━━━ Listing ━━━

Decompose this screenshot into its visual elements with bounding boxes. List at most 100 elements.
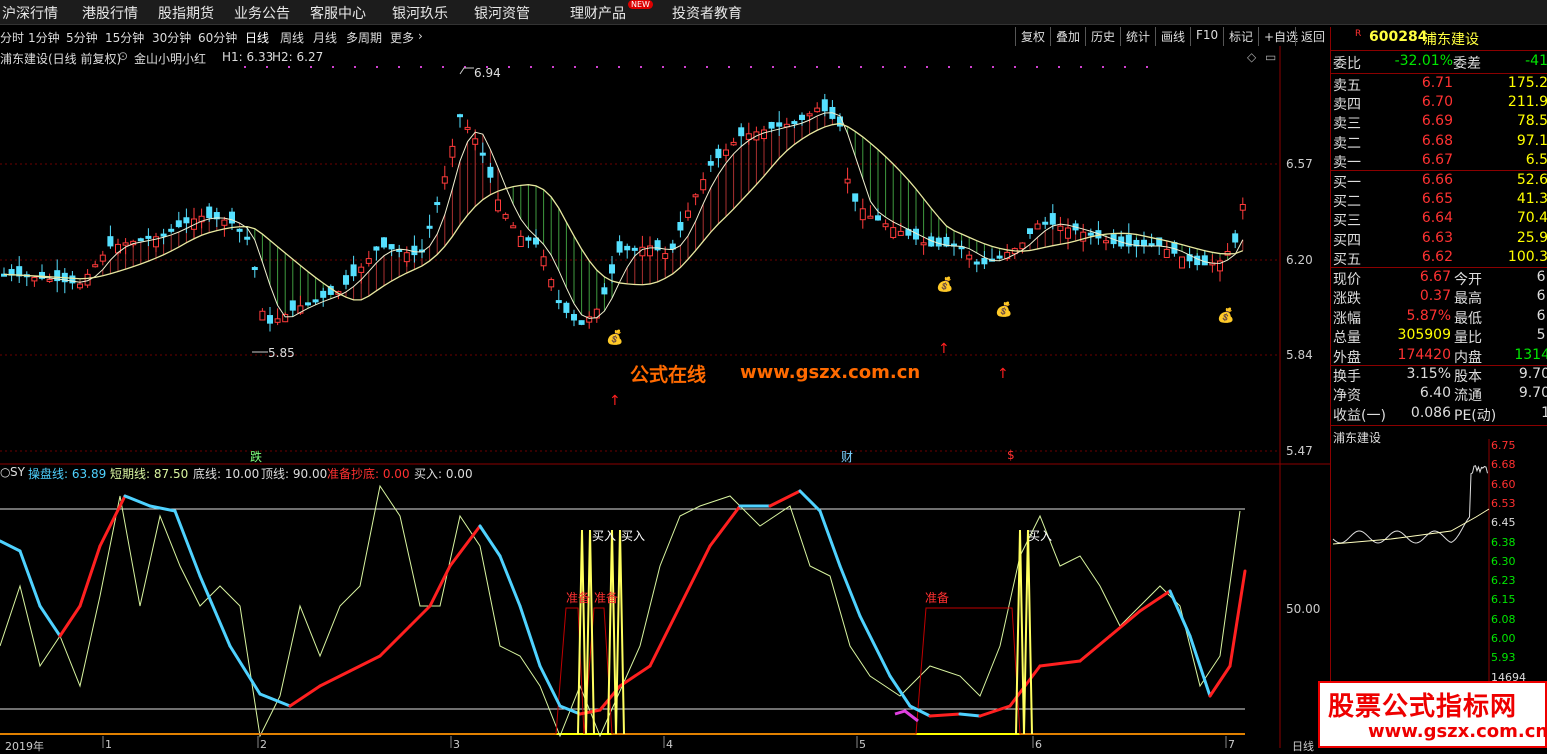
operation-segment [1078, 634, 1112, 663]
ma-short-line [3, 112, 1244, 319]
ask-row[interactable]: 卖三 6.69 78.5 [1333, 113, 1547, 132]
money-bag-icon: 💰 [606, 330, 624, 346]
period-1min[interactable]: 1分钟 [28, 29, 60, 46]
huaxian-button[interactable]: 画线 [1155, 27, 1190, 46]
candle-body [867, 215, 874, 219]
period-30min[interactable]: 30分钟 [152, 29, 191, 46]
candle-body [935, 237, 942, 247]
lishi-button[interactable]: 历史 [1085, 27, 1120, 46]
ask-row[interactable]: 卖五 6.71 175.2 [1333, 75, 1547, 94]
back-button[interactable]: 返回 [1295, 27, 1330, 46]
indicator-name[interactable]: SY [10, 465, 25, 479]
candle-body [806, 113, 813, 117]
kline-chart[interactable] [0, 46, 1330, 748]
period-weekly[interactable]: 周线 [280, 29, 304, 46]
period-more[interactable]: 更多 [390, 29, 414, 46]
period-monthly[interactable]: 月线 [313, 29, 337, 46]
signal-dot [662, 66, 664, 68]
bid-row[interactable]: 买四 6.63 25.9 [1333, 230, 1547, 249]
new-badge: NEW [628, 0, 653, 9]
signal-dot [1124, 66, 1126, 68]
candle-body [175, 220, 182, 228]
period-daily[interactable]: 日线 [245, 29, 269, 46]
tab-guzhi[interactable]: 股指期货 [158, 3, 214, 23]
money-bag-icon: 💰 [1217, 308, 1235, 324]
tab-touzizhe[interactable]: 投资者教育 [672, 3, 742, 23]
f10-button[interactable]: F10 [1190, 27, 1223, 46]
row-label: 卖五 [1333, 78, 1361, 94]
tab-licai[interactable]: 理财产品 [570, 3, 626, 23]
ask-row[interactable]: 卖二 6.68 97.1 [1333, 133, 1547, 152]
stat-label: 外盘 [1333, 349, 1361, 366]
period-fenshi[interactable]: 分时 [0, 29, 24, 46]
row-volume: 6.5 [1525, 151, 1547, 168]
bid-row[interactable]: 买二 6.65 41.3 [1333, 191, 1547, 210]
stat-value: 6.40 [1419, 385, 1451, 402]
tongji-button[interactable]: 统计 [1120, 27, 1155, 46]
signal-dot [310, 66, 312, 68]
bid-row[interactable]: 买三 6.64 70.4 [1333, 210, 1547, 229]
tab-yinhe-zigu[interactable]: 银河资管 [474, 3, 530, 23]
bid-row[interactable]: 买一 6.66 52.6 [1333, 172, 1547, 191]
signal-dot [640, 66, 642, 68]
event-marker-cai[interactable]: 财 [841, 448, 853, 465]
bid-row[interactable]: 买五 6.62 100.3 [1333, 249, 1547, 268]
row-price: 6.68 [1421, 132, 1453, 149]
tab-yewu[interactable]: 业务公告 [234, 3, 290, 23]
biaoji-button[interactable]: 标记 [1223, 27, 1258, 46]
legend-dixian: 底线: 10.00 [193, 467, 260, 481]
candle-body [799, 114, 805, 120]
signal-dot [706, 66, 708, 68]
candle-body [343, 275, 349, 285]
event-marker-die[interactable]: 跌 [250, 448, 262, 465]
ask-row[interactable]: 卖一 6.67 6.5 [1333, 152, 1547, 171]
candle-body [525, 237, 532, 241]
operation-segment [288, 684, 322, 708]
chevron-right-icon[interactable]: › [418, 29, 423, 43]
row-volume: 211.9 [1507, 94, 1547, 111]
signal-dot [838, 66, 840, 68]
candle-body [571, 314, 577, 321]
row-volume: 70.4 [1516, 210, 1547, 227]
stat-label2: 流通 [1454, 388, 1482, 405]
tab-kefu[interactable]: 客服中心 [310, 3, 366, 23]
candle-body [441, 176, 448, 184]
tab-ganggu[interactable]: 港股行情 [82, 3, 138, 23]
stat-label2: 今开 [1454, 272, 1482, 288]
candle-body [776, 122, 783, 127]
period-multi[interactable]: 多周期 [346, 29, 382, 46]
stat-row: 外盘 174420 内盘 1314 [1333, 347, 1547, 366]
signal-dot [684, 66, 686, 68]
row-price: 6.71 [1421, 75, 1453, 91]
candle-body [206, 206, 213, 219]
row-label: 买三 [1333, 213, 1361, 230]
row-price: 6.69 [1421, 113, 1453, 130]
operation-segment [978, 704, 1012, 718]
period-5min[interactable]: 5分钟 [66, 29, 98, 46]
top-nav-bar: 沪深行情 港股行情 股指期货 业务公告 客服中心 银河玖乐 银河资管 理财产品 … [0, 0, 1547, 25]
candle-body [548, 279, 555, 288]
period-60min[interactable]: 60分钟 [198, 29, 237, 46]
signal-dot [420, 66, 422, 68]
row-label: 买四 [1333, 232, 1361, 249]
fuquan-button[interactable]: 复权 [1015, 27, 1050, 46]
candle-body [183, 217, 190, 224]
x-label: 5 [859, 738, 866, 751]
operation-segment [318, 669, 352, 688]
diejia-button[interactable]: 叠加 [1050, 27, 1085, 46]
operation-segment [0, 539, 22, 553]
ask-row[interactable]: 卖四 6.70 211.9 [1333, 94, 1547, 113]
candle-body [859, 208, 866, 221]
short-term-line [0, 484, 1241, 738]
candle-body [434, 202, 441, 206]
tab-hushen[interactable]: 沪深行情 [2, 3, 58, 23]
candle-body [479, 152, 486, 156]
candle-body [1179, 256, 1185, 269]
event-marker-dollar[interactable]: $ [1007, 448, 1015, 462]
candle-body [373, 246, 380, 251]
operation-segment [478, 524, 502, 558]
tab-yinhe-jiule[interactable]: 银河玖乐 [392, 3, 448, 23]
period-15min[interactable]: 15分钟 [105, 29, 144, 46]
r-badge: R [1355, 29, 1362, 39]
stat-value2: 6. [1536, 288, 1547, 305]
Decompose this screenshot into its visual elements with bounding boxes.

━━━

▶ **Set exercise**
Copy out every row above again, changing each "candle-body" to "candlestick-body" and keeping everything else the same. Skip the pictures.

▶ **Finished exercise**
Decompose this screenshot into its visual elements with bounding boxes. List at most 100 elements.
operation-segment [1078, 634, 1112, 663]
ma-short-line [3, 112, 1244, 319]
ask-row[interactable]: 卖三 6.69 78.5 [1333, 113, 1547, 132]
money-bag-icon: 💰 [606, 330, 624, 346]
period-1min[interactable]: 1分钟 [28, 29, 60, 46]
huaxian-button[interactable]: 画线 [1155, 27, 1190, 46]
candlestick-body [867, 215, 874, 219]
period-30min[interactable]: 30分钟 [152, 29, 191, 46]
candlestick-body [935, 237, 942, 247]
lishi-button[interactable]: 历史 [1085, 27, 1120, 46]
ask-row[interactable]: 卖五 6.71 175.2 [1333, 75, 1547, 94]
back-button[interactable]: 返回 [1295, 27, 1330, 46]
indicator-name[interactable]: SY [10, 465, 25, 479]
candlestick-body [806, 113, 813, 117]
kline-chart[interactable] [0, 46, 1330, 748]
period-weekly[interactable]: 周线 [280, 29, 304, 46]
period-more[interactable]: 更多 [390, 29, 414, 46]
period-monthly[interactable]: 月线 [313, 29, 337, 46]
signal-dot [662, 66, 664, 68]
bid-row[interactable]: 买四 6.63 25.9 [1333, 230, 1547, 249]
new-badge: NEW [628, 0, 653, 9]
signal-dot [1124, 66, 1126, 68]
candlestick-body [175, 220, 182, 228]
period-daily[interactable]: 日线 [245, 29, 269, 46]
tab-guzhi[interactable]: 股指期货 [158, 3, 214, 23]
money-bag-icon: 💰 [1217, 308, 1235, 324]
tab-touzizhe[interactable]: 投资者教育 [672, 3, 742, 23]
f10-button[interactable]: F10 [1190, 27, 1223, 46]
row-label: 卖五 [1333, 78, 1361, 94]
tab-licai[interactable]: 理财产品 [570, 3, 626, 23]
ask-row[interactable]: 卖二 6.68 97.1 [1333, 133, 1547, 152]
stat-label: 外盘 [1333, 349, 1361, 366]
period-fenshi[interactable]: 分时 [0, 29, 24, 46]
row-volume: 6.5 [1525, 151, 1547, 168]
bid-row[interactable]: 买二 6.65 41.3 [1333, 191, 1547, 210]
stat-value: 6.40 [1419, 385, 1451, 402]
tongji-button[interactable]: 统计 [1120, 27, 1155, 46]
signal-dot [310, 66, 312, 68]
bid-row[interactable]: 买三 6.64 70.4 [1333, 210, 1547, 229]
tab-yinhe-zigu[interactable]: 银河资管 [474, 3, 530, 23]
bid-row[interactable]: 买一 6.66 52.6 [1333, 172, 1547, 191]
signal-dot [640, 66, 642, 68]
event-marker-cai[interactable]: 财 [841, 448, 853, 465]
bid-row[interactable]: 买五 6.62 100.3 [1333, 249, 1547, 268]
row-price: 6.68 [1421, 132, 1453, 149]
tab-yewu[interactable]: 业务公告 [234, 3, 290, 23]
biaoji-button[interactable]: 标记 [1223, 27, 1258, 46]
legend-dixian: 底线: 10.00 [193, 467, 260, 481]
candlestick-body [799, 114, 805, 120]
signal-dot [706, 66, 708, 68]
candlestick-body [343, 275, 349, 285]
event-marker-die[interactable]: 跌 [250, 448, 262, 465]
ask-row[interactable]: 卖一 6.67 6.5 [1333, 152, 1547, 171]
candlestick-body [525, 237, 532, 241]
operation-segment [288, 684, 322, 708]
chevron-right-icon[interactable]: › [418, 29, 423, 43]
row-volume: 211.9 [1507, 94, 1547, 111]
signal-dot [838, 66, 840, 68]
candlestick-body [571, 314, 577, 321]
row-volume: 70.4 [1516, 210, 1547, 227]
stat-label2: 流通 [1454, 388, 1482, 405]
tab-kefu[interactable]: 客服中心 [310, 3, 366, 23]
candlestick-body [441, 176, 448, 184]
tab-ganggu[interactable]: 港股行情 [82, 3, 138, 23]
stat-label2: 今开 [1454, 272, 1482, 288]
candlestick-body [776, 122, 783, 127]
period-multi[interactable]: 多周期 [346, 29, 382, 46]
stat-row: 外盘 174420 内盘 1314 [1333, 347, 1547, 366]
signal-dot [684, 66, 686, 68]
row-price: 6.71 [1421, 75, 1453, 91]
candlestick-body [206, 206, 213, 219]
row-label: 买三 [1333, 213, 1361, 230]
row-price: 6.69 [1421, 113, 1453, 130]
operation-segment [978, 704, 1012, 718]
period-5min[interactable]: 5分钟 [66, 29, 98, 46]
top-nav-bar: 沪深行情 港股行情 股指期货 业务公告 客服中心 银河玖乐 银河资管 理财产品 … [0, 0, 1547, 25]
candlestick-body [548, 279, 555, 288]
period-60min[interactable]: 60分钟 [198, 29, 237, 46]
signal-dot [420, 66, 422, 68]
row-label: 买四 [1333, 232, 1361, 249]
fuquan-button[interactable]: 复权 [1015, 27, 1050, 46]
candlestick-body [183, 217, 190, 224]
x-label: 5 [859, 738, 866, 751]
operation-segment [318, 669, 352, 688]
diejia-button[interactable]: 叠加 [1050, 27, 1085, 46]
operation-segment [0, 539, 22, 553]
ask-row[interactable]: 卖四 6.70 211.9 [1333, 94, 1547, 113]
candlestick-body [859, 208, 866, 221]
short-term-line [0, 484, 1241, 738]
candlestick-body [434, 202, 441, 206]
tab-hushen[interactable]: 沪深行情 [2, 3, 58, 23]
candlestick-body [479, 152, 486, 156]
candlestick-body [1179, 256, 1185, 269]
event-marker-dollar[interactable]: $ [1007, 448, 1015, 462]
candlestick-body [373, 246, 380, 251]
operation-segment [478, 524, 502, 558]
tab-yinhe-jiule[interactable]: 银河玖乐 [392, 3, 448, 23]
period-15min[interactable]: 15分钟 [105, 29, 144, 46]
r-badge: R [1355, 29, 1362, 39]
stat-value2: 6. [1536, 288, 1547, 305]
Decompose this screenshot into its visual elements with bounding boxes.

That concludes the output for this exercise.